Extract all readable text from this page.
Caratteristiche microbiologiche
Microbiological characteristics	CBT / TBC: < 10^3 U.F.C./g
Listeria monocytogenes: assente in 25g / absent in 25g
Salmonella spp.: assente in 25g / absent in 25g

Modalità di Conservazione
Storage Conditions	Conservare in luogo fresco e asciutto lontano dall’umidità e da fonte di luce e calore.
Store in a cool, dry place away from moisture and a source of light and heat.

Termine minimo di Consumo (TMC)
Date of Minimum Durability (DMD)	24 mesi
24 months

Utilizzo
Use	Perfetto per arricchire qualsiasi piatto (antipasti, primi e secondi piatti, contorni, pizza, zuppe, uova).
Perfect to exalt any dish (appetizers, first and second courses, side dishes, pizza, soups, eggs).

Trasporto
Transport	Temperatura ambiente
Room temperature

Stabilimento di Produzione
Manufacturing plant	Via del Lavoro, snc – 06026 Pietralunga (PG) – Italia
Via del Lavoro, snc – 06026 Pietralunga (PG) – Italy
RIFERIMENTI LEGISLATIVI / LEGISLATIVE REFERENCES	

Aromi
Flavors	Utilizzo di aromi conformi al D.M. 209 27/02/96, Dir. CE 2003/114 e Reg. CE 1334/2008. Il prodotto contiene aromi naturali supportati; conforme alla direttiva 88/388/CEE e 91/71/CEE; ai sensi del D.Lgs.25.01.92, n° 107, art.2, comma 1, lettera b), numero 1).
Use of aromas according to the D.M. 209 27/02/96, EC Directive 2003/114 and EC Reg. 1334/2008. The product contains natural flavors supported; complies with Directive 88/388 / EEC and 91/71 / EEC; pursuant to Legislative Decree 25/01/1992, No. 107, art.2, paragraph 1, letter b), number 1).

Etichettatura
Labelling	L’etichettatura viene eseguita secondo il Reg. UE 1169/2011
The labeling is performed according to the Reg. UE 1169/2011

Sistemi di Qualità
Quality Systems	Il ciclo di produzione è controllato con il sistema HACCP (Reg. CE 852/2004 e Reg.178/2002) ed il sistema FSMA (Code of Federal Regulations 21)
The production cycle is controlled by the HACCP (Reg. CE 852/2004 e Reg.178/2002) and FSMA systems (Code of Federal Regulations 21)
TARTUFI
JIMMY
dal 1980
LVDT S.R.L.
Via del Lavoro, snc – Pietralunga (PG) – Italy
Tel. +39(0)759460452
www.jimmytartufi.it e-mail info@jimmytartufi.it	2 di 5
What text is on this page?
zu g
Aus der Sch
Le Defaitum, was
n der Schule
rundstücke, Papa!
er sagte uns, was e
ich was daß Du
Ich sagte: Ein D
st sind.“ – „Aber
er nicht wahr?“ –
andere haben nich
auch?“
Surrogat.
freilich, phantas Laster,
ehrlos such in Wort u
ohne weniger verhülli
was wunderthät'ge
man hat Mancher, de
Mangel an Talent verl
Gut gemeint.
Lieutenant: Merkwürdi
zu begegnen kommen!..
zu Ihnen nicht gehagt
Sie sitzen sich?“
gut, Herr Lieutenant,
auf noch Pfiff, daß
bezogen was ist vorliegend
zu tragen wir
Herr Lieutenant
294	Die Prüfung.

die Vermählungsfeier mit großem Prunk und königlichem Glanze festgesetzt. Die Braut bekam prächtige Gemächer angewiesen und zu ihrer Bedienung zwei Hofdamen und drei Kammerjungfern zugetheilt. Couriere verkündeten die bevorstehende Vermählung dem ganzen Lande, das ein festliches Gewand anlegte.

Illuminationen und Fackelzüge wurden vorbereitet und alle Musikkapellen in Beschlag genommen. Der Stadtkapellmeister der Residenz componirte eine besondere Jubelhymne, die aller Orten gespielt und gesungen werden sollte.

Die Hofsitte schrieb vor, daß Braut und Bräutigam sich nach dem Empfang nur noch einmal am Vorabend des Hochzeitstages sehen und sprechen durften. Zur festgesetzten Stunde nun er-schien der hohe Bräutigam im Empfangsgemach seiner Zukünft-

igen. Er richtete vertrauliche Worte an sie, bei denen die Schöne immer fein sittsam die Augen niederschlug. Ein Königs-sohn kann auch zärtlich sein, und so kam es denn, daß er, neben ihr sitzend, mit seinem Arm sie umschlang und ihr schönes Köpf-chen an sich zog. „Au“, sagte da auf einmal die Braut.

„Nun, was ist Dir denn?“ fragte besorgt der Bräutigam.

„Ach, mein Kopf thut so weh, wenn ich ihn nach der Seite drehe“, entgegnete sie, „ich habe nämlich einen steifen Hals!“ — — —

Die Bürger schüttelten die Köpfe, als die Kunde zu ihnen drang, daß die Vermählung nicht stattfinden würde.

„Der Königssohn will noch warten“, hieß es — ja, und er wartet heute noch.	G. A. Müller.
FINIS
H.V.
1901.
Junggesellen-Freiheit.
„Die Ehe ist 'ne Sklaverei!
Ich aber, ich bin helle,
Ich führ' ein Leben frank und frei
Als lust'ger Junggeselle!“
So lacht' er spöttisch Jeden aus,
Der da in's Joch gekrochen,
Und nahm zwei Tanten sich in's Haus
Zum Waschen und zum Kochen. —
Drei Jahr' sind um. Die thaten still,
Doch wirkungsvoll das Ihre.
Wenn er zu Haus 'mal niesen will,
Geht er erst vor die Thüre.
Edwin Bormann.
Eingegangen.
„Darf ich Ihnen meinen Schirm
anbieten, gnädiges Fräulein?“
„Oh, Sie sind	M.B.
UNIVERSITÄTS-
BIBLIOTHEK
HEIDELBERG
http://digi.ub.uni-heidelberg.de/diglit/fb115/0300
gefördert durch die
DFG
============
Problem statement: Your answer must be the complete listing, reproduced exactly.

Solution:
Extract all readable text from this page.
Caratteristiche microbiologiche
Microbiological characteristics	CBT / TBC: < 10^3 U.F.C./g
Listeria monocytogenes: assente in 25g / absent in 25g
Salmonella spp.: assente in 25g / absent in 25g

Modalità di Conservazione
Storage Conditions	Conservare in luogo fresco e asciutto lontano dall’umidità e da fonte di luce e calore.
Store in a cool, dry place away from moisture and a source of light and heat.

Termine minimo di Consumo (TMC)
Date of Minimum Durability (DMD)	24 mesi
24 months

Utilizzo
Use	Perfetto per arricchire qualsiasi piatto (antipasti, primi e secondi piatti, contorni, pizza, zuppe, uova).
Perfect to exalt any dish (appetizers, first and second courses, side dishes, pizza, soups, eggs).

Trasporto
Transport	Temperatura ambiente
Room temperature

Stabilimento di Produzione
Manufacturing plant	Via del Lavoro, snc – 06026 Pietralunga (PG) – Italia
Via del Lavoro, snc – 06026 Pietralunga (PG) – Italy
RIFERIMENTI LEGISLATIVI / LEGISLATIVE REFERENCES	

Aromi
Flavors	Utilizzo di aromi conformi al D.M. 209 27/02/96, Dir. CE 2003/114 e Reg. CE 1334/2008. Il prodotto contiene aromi naturali supportati; conforme alla direttiva 88/388/CEE e 91/71/CEE; ai sensi del D.Lgs.25.01.92, n° 107, art.2, comma 1, lettera b), numero 1).
Use of aromas according to the D.M. 209 27/02/96, EC Directive 2003/114 and EC Reg. 1334/2008. The product contains natural flavors supported; complies with Directive 88/388 / EEC and 91/71 / EEC; pursuant to Legislative Decree 25/01/1992, No. 107, art.2, paragraph 1, letter b), number 1).

Etichettatura
Labelling	L’etichettatura viene eseguita secondo il Reg. UE 1169/2011
The labeling is performed according to the Reg. UE 1169/2011

Sistemi di Qualità
Quality Systems	Il ciclo di produzione è controllato con il sistema HACCP (Reg. CE 852/2004 e Reg.178/2002) ed il sistema FSMA (Code of Federal Regulations 21)
The production cycle is controlled by the HACCP (Reg. CE 852/2004 e Reg.178/2002) and FSMA systems (Code of Federal Regulations 21)
TARTUFI
JIMMY
dal 1980
LVDT S.R.L.
Via del Lavoro, snc – Pietralunga (PG) – Italy
Tel. +39(0)759460452
www.jimmytartufi.it e-mail info@jimmytartufi.it	2 di 5
What text is on this page?
zu g
Aus der Sch
Le Defaitum, was
n der Schule
rundstücke, Papa!
er sagte uns, was e
ich was daß Du
Ich sagte: Ein D
st sind.“ – „Aber
er nicht wahr?“ –
andere haben nich
auch?“
Surrogat.
freilich, phantas Laster,
ehrlos such in Wort u
ohne weniger verhülli
was wunderthät'ge
man hat Mancher, de
Mangel an Talent verl
Gut gemeint.
Lieutenant: Merkwürdi
zu begegnen kommen!..
zu Ihnen nicht gehagt
Sie sitzen sich?“
gut, Herr Lieutenant,
auf noch Pfiff, daß
bezogen was ist vorliegend
zu tragen wir
Herr Lieutenant
294	Die Prüfung.

die Vermählungsfeier mit großem Prunk und königlichem Glanze festgesetzt. Die Braut bekam prächtige Gemächer angewiesen und zu ihrer Bedienung zwei Hofdamen und drei Kammerjungfern zugetheilt. Couriere verkündeten die bevorstehende Vermählung dem ganzen Lande, das ein festliches Gewand anlegte.

Illuminationen und Fackelzüge wurden vorbereitet und alle Musikkapellen in Beschlag genommen. Der Stadtkapellmeister der Residenz componirte eine besondere Jubelhymne, die aller Orten gespielt und gesungen werden sollte.

Die Hofsitte schrieb vor, daß Braut und Bräutigam sich nach dem Empfang nur noch einmal am Vorabend des Hochzeitstages sehen und sprechen durften. Zur festgesetzten Stunde nun er-schien der hohe Bräutigam im Empfangsgemach seiner Zukünft-

igen. Er richtete vertrauliche Worte an sie, bei denen die Schöne immer fein sittsam die Augen niederschlug. Ein Königs-sohn kann auch zärtlich sein, und so kam es denn, daß er, neben ihr sitzend, mit seinem Arm sie umschlang und ihr schönes Köpf-chen an sich zog. „Au“, sagte da auf einmal die Braut.

„Nun, was ist Dir denn?“ fragte besorgt der Bräutigam.

„Ach, mein Kopf thut so weh, wenn ich ihn nach der Seite drehe“, entgegnete sie, „ich habe nämlich einen steifen Hals!“ — — —

Die Bürger schüttelten die Köpfe, als die Kunde zu ihnen drang, daß die Vermählung nicht stattfinden würde.

„Der Königssohn will noch warten“, hieß es — ja, und er wartet heute noch.	G. A. Müller.
FINIS
H.V.
1901.
Junggesellen-Freiheit.
„Die Ehe ist 'ne Sklaverei!
Ich aber, ich bin helle,
Ich führ' ein Leben frank und frei
Als lust'ger Junggeselle!“
So lacht' er spöttisch Jeden aus,
Der da in's Joch gekrochen,
Und nahm zwei Tanten sich in's Haus
Zum Waschen und zum Kochen. —
Drei Jahr' sind um. Die thaten still,
Doch wirkungsvoll das Ihre.
Wenn er zu Haus 'mal niesen will,
Geht er erst vor die Thüre.
Edwin Bormann.
Eingegangen.
„Darf ich Ihnen meinen Schirm
anbieten, gnädiges Fräulein?“
„Oh, Sie sind	M.B.
UNIVERSITÄTS-
BIBLIOTHEK
HEIDELBERG
http://digi.ub.uni-heidelberg.de/diglit/fb115/0300
gefördert durch die
DFG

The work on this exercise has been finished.